WHAT TO DO
Could you extract every entry below and reproduce it exactly?

-- Begin --

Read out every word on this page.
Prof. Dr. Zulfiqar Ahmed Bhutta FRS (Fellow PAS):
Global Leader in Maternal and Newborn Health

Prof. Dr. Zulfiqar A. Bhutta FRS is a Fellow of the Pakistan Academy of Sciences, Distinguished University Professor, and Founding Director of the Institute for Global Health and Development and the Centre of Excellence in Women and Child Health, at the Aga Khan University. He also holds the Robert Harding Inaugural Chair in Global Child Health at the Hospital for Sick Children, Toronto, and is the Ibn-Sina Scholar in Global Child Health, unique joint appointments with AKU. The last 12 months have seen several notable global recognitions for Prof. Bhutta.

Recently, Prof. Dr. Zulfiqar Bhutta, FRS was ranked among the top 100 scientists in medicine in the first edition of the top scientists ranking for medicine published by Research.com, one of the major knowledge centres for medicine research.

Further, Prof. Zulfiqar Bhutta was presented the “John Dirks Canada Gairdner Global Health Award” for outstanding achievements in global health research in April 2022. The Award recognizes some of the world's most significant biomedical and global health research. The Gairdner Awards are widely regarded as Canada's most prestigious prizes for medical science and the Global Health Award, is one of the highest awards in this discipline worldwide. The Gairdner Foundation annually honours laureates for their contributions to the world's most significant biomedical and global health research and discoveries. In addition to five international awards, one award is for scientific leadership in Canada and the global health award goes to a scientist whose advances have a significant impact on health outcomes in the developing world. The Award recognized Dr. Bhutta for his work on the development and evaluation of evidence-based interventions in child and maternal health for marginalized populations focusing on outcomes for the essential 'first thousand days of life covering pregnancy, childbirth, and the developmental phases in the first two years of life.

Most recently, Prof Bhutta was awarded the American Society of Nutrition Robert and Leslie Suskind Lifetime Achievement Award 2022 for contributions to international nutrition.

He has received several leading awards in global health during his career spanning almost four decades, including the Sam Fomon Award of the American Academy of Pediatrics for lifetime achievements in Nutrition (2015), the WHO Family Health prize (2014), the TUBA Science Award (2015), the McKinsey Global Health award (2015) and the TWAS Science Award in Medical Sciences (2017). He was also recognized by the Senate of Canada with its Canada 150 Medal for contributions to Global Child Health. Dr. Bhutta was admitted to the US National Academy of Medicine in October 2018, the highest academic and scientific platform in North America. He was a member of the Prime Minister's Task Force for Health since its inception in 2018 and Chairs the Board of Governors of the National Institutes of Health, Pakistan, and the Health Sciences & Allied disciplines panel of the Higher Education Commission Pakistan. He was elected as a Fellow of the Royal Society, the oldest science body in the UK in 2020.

-- End --

RESPONSE TO THIS TASK
Read out every word on this page.
Prof. Dr. Zulfiqar Ahmed Bhutta FRS (Fellow PAS):
Global Leader in Maternal and Newborn Health

Prof. Dr. Zulfiqar A. Bhutta FRS is a Fellow of the Pakistan Academy of Sciences, Distinguished University Professor, and Founding Director of the Institute for Global Health and Development and the Centre of Excellence in Women and Child Health, at the Aga Khan University. He also holds the Robert Harding Inaugural Chair in Global Child Health at the Hospital for Sick Children, Toronto, and is the Ibn-Sina Scholar in Global Child Health, unique joint appointments with AKU. The last 12 months have seen several notable global recognitions for Prof. Bhutta.

Recently, Prof. Dr. Zulfiqar Bhutta, FRS was ranked among the top 100 scientists in medicine in the first edition of the top scientists ranking for medicine published by Research.com, one of the major knowledge centres for medicine research.

Further, Prof. Zulfiqar Bhutta was presented the “John Dirks Canada Gairdner Global Health Award” for outstanding achievements in global health research in April 2022. The Award recognizes some of the world's most significant biomedical and global health research. The Gairdner Awards are widely regarded as Canada's most prestigious prizes for medical science and the Global Health Award, is one of the highest awards in this discipline worldwide. The Gairdner Foundation annually honours laureates for their contributions to the world's most significant biomedical and global health research and discoveries. In addition to five international awards, one award is for scientific leadership in Canada and the global health award goes to a scientist whose advances have a significant impact on health outcomes in the developing world. The Award recognized Dr. Bhutta for his work on the development and evaluation of evidence-based interventions in child and maternal health for marginalized populations focusing on outcomes for the essential 'first thousand days of life covering pregnancy, childbirth, and the developmental phases in the first two years of life.

Most recently, Prof Bhutta was awarded the American Society of Nutrition Robert and Leslie Suskind Lifetime Achievement Award 2022 for contributions to international nutrition.

He has received several leading awards in global health during his career spanning almost four decades, including the Sam Fomon Award of the American Academy of Pediatrics for lifetime achievements in Nutrition (2015), the WHO Family Health prize (2014), the TUBA Science Award (2015), the McKinsey Global Health award (2015) and the TWAS Science Award in Medical Sciences (2017). He was also recognized by the Senate of Canada with its Canada 150 Medal for contributions to Global Child Health. Dr. Bhutta was admitted to the US National Academy of Medicine in October 2018, the highest academic and scientific platform in North America. He was a member of the Prime Minister's Task Force for Health since its inception in 2018 and Chairs the Board of Governors of the National Institutes of Health, Pakistan, and the Health Sciences & Allied disciplines panel of the Higher Education Commission Pakistan. He was elected as a Fellow of the Royal Society, the oldest science body in the UK in 2020.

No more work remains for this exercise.